**STATED EXERCISE**
Retype every entry word for word.

**STORED DATA**
-=-=-=-=-
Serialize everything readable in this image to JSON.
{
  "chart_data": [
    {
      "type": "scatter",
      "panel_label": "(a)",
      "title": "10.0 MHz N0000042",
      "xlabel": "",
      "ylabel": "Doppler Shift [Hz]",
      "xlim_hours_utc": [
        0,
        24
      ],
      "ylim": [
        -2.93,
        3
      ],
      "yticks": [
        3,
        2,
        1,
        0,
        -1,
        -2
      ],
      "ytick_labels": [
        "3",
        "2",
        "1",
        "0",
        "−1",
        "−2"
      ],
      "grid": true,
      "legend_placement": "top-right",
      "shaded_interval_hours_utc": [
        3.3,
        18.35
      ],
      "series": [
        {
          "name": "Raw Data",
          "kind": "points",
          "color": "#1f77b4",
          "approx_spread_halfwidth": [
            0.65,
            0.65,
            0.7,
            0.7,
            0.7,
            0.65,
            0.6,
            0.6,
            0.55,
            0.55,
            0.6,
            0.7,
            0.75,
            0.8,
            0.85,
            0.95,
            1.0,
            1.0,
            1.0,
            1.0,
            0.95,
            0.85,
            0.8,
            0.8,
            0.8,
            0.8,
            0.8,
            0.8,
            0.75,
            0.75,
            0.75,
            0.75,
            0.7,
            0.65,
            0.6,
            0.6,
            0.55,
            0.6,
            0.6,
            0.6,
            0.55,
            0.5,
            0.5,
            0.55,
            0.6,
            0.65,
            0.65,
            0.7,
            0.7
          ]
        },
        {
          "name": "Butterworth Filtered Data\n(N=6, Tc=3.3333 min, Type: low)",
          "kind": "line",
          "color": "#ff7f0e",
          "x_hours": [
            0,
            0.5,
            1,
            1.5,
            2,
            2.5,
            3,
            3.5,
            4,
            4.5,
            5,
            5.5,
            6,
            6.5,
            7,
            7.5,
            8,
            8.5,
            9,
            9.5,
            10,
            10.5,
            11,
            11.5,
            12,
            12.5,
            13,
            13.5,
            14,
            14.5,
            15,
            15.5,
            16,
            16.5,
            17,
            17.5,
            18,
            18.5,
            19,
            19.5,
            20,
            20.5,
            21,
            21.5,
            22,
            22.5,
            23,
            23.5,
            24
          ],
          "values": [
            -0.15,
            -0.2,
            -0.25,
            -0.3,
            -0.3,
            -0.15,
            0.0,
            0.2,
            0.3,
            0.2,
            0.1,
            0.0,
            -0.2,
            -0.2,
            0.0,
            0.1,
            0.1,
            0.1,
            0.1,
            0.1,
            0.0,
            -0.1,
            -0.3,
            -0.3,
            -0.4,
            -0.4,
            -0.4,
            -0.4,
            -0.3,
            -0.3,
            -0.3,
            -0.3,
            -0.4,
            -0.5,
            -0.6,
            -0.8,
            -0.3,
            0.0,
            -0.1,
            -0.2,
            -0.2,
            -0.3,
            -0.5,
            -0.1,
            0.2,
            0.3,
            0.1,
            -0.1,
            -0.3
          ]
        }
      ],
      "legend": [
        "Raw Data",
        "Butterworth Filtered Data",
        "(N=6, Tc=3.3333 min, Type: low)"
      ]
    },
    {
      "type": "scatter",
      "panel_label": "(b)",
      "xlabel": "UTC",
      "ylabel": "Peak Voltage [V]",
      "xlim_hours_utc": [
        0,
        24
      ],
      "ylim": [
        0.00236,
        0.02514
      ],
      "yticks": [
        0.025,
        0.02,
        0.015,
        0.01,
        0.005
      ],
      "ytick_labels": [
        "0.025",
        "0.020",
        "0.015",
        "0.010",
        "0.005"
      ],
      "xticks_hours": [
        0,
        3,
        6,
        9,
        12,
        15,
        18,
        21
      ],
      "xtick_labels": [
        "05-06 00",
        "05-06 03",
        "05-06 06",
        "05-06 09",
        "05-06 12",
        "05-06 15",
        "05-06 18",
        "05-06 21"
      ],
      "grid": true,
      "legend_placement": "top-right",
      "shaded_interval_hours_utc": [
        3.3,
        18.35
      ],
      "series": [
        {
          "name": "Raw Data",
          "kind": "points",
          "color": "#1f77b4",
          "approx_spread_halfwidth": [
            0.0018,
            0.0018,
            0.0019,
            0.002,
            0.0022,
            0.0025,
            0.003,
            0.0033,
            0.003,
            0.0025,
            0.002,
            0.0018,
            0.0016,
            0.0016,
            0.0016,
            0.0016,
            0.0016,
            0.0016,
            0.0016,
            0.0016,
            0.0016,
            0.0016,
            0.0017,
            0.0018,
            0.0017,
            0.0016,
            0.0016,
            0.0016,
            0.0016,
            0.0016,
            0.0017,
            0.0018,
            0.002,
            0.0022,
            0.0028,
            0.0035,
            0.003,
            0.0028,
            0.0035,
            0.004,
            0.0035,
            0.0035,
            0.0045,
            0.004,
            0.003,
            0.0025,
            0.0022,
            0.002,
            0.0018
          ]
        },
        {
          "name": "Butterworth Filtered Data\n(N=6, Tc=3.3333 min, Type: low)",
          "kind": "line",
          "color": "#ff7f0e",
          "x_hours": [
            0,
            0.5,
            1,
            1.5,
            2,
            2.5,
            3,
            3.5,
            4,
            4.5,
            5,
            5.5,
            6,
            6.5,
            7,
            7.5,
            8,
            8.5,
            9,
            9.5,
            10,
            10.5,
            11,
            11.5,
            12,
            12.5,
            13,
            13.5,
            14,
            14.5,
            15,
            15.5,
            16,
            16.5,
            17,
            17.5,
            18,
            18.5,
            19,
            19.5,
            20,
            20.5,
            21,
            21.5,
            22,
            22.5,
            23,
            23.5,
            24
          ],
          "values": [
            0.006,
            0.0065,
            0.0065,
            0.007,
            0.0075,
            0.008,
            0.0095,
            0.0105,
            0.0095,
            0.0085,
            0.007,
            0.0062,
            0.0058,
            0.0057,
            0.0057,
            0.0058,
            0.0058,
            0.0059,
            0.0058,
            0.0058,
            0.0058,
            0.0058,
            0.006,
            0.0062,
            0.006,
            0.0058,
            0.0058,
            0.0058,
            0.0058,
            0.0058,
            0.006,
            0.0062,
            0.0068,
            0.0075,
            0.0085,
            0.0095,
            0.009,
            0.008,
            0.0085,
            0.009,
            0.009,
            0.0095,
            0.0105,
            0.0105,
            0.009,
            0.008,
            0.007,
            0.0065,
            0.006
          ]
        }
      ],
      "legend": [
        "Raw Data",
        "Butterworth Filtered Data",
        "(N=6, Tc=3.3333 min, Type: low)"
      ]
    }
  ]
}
-=-=-=-=-
**WRITTEN ANSWER**
Serialize everything readable in this image to JSON.
{
  "chart_data": [
    {
      "type": "scatter",
      "panel_label": "(a)",
      "title": "10.0 MHz N0000042",
      "xlabel": "",
      "ylabel": "Doppler Shift [Hz]",
      "xlim_hours_utc": [
        0,
        24
      ],
      "ylim": [
        -2.93,
        3
      ],
      "yticks": [
        3,
        2,
        1,
        0,
        -1,
        -2
      ],
      "ytick_labels": [
        "3",
        "2",
        "1",
        "0",
        "−1",
        "−2"
      ],
      "grid": true,
      "legend_placement": "top-right",
      "shaded_interval_hours_utc": [
        3.3,
        18.35
      ],
      "series": [
        {
          "name": "Raw Data",
          "kind": "points",
          "color": "#1f77b4",
          "approx_spread_halfwidth": [
            0.65,
            0.65,
            0.7,
            0.7,
            0.7,
            0.65,
            0.6,
            0.6,
            0.55,
            0.55,
            0.6,
            0.7,
            0.75,
            0.8,
            0.85,
            0.95,
            1.0,
            1.0,
            1.0,
            1.0,
            0.95,
            0.85,
            0.8,
            0.8,
            0.8,
            0.8,
            0.8,
            0.8,
            0.75,
            0.75,
            0.75,
            0.75,
            0.7,
            0.65,
            0.6,
            0.6,
            0.55,
            0.6,
            0.6,
            0.6,
            0.55,
            0.5,
            0.5,
            0.55,
            0.6,
            0.65,
            0.65,
            0.7,
            0.7
          ]
        },
        {
          "name": "Butterworth Filtered Data\n(N=6, Tc=3.3333 min, Type: low)",
          "kind": "line",
          "color": "#ff7f0e",
          "x_hours": [
            0,
            0.5,
            1,
            1.5,
            2,
            2.5,
            3,
            3.5,
            4,
            4.5,
            5,
            5.5,
            6,
            6.5,
            7,
            7.5,
            8,
            8.5,
            9,
            9.5,
            10,
            10.5,
            11,
            11.5,
            12,
            12.5,
            13,
            13.5,
            14,
            14.5,
            15,
            15.5,
            16,
            16.5,
            17,
            17.5,
            18,
            18.5,
            19,
            19.5,
            20,
            20.5,
            21,
            21.5,
            22,
            22.5,
            23,
            23.5,
            24
          ],
          "values": [
            -0.15,
            -0.2,
            -0.25,
            -0.3,
            -0.3,
            -0.15,
            0.0,
            0.2,
            0.3,
            0.2,
            0.1,
            0.0,
            -0.2,
            -0.2,
            0.0,
            0.1,
            0.1,
            0.1,
            0.1,
            0.1,
            0.0,
            -0.1,
            -0.3,
            -0.3,
            -0.4,
            -0.4,
            -0.4,
            -0.4,
            -0.3,
            -0.3,
            -0.3,
            -0.3,
            -0.4,
            -0.5,
            -0.6,
            -0.8,
            -0.3,
            0.0,
            -0.1,
            -0.2,
            -0.2,
            -0.3,
            -0.5,
            -0.1,
            0.2,
            0.3,
            0.1,
            -0.1,
            -0.3
          ]
        }
      ],
      "legend": [
        "Raw Data",
        "Butterworth Filtered Data",
        "(N=6, Tc=3.3333 min, Type: low)"
      ]
    },
    {
      "type": "scatter",
      "panel_label": "(b)",
      "xlabel": "UTC",
      "ylabel": "Peak Voltage [V]",
      "xlim_hours_utc": [
        0,
        24
      ],
      "ylim": [
        0.00236,
        0.02514
      ],
      "yticks": [
        0.025,
        0.02,
        0.015,
        0.01,
        0.005
      ],
      "ytick_labels": [
        "0.025",
        "0.020",
        "0.015",
        "0.010",
        "0.005"
      ],
      "xticks_hours": [
        0,
        3,
        6,
        9,
        12,
        15,
        18,
        21
      ],
      "xtick_labels": [
        "05-06 00",
        "05-06 03",
        "05-06 06",
        "05-06 09",
        "05-06 12",
        "05-06 15",
        "05-06 18",
        "05-06 21"
      ],
      "grid": true,
      "legend_placement": "top-right",
      "shaded_interval_hours_utc": [
        3.3,
        18.35
      ],
      "series": [
        {
          "name": "Raw Data",
          "kind": "points",
          "color": "#1f77b4",
          "approx_spread_halfwidth": [
            0.0018,
            0.0018,
            0.0019,
            0.002,
            0.0022,
            0.0025,
            0.003,
            0.0033,
            0.003,
            0.0025,
            0.002,
            0.0018,
            0.0016,
            0.0016,
            0.0016,
            0.0016,
            0.0016,
            0.0016,
            0.0016,
            0.0016,
            0.0016,
            0.0016,
            0.0017,
            0.0018,
            0.0017,
            0.0016,
            0.0016,
            0.0016,
            0.0016,
            0.0016,
            0.0017,
            0.0018,
            0.002,
            0.0022,
            0.0028,
            0.0035,
            0.003,
            0.0028,
            0.0035,
            0.004,
            0.0035,
            0.0035,
            0.0045,
            0.004,
            0.003,
            0.0025,
            0.0022,
            0.002,
            0.0018
          ]
        },
        {
          "name": "Butterworth Filtered Data\n(N=6, Tc=3.3333 min, Type: low)",
          "kind": "line",
          "color": "#ff7f0e",
          "x_hours": [
            0,
            0.5,
            1,
            1.5,
            2,
            2.5,
            3,
            3.5,
            4,
            4.5,
            5,
            5.5,
            6,
            6.5,
            7,
            7.5,
            8,
            8.5,
            9,
            9.5,
            10,
            10.5,
            11,
            11.5,
            12,
            12.5,
            13,
            13.5,
            14,
            14.5,
            15,
            15.5,
            16,
            16.5,
            17,
            17.5,
            18,
            18.5,
            19,
            19.5,
            20,
            20.5,
            21,
            21.5,
            22,
            22.5,
            23,
            23.5,
            24
          ],
          "values": [
            0.006,
            0.0065,
            0.0065,
            0.007,
            0.0075,
            0.008,
            0.0095,
            0.0105,
            0.0095,
            0.0085,
            0.007,
            0.0062,
            0.0058,
            0.0057,
            0.0057,
            0.0058,
            0.0058,
            0.0059,
            0.0058,
            0.0058,
            0.0058,
            0.0058,
            0.006,
            0.0062,
            0.006,
            0.0058,
            0.0058,
            0.0058,
            0.0058,
            0.0058,
            0.006,
            0.0062,
            0.0068,
            0.0075,
            0.0085,
            0.0095,
            0.009,
            0.008,
            0.0085,
            0.009,
            0.009,
            0.0095,
            0.0105,
            0.0105,
            0.009,
            0.008,
            0.007,
            0.0065,
            0.006
          ]
        }
      ],
      "legend": [
        "Raw Data",
        "Butterworth Filtered Data",
        "(N=6, Tc=3.3333 min, Type: low)"
      ]
    }
  ]
}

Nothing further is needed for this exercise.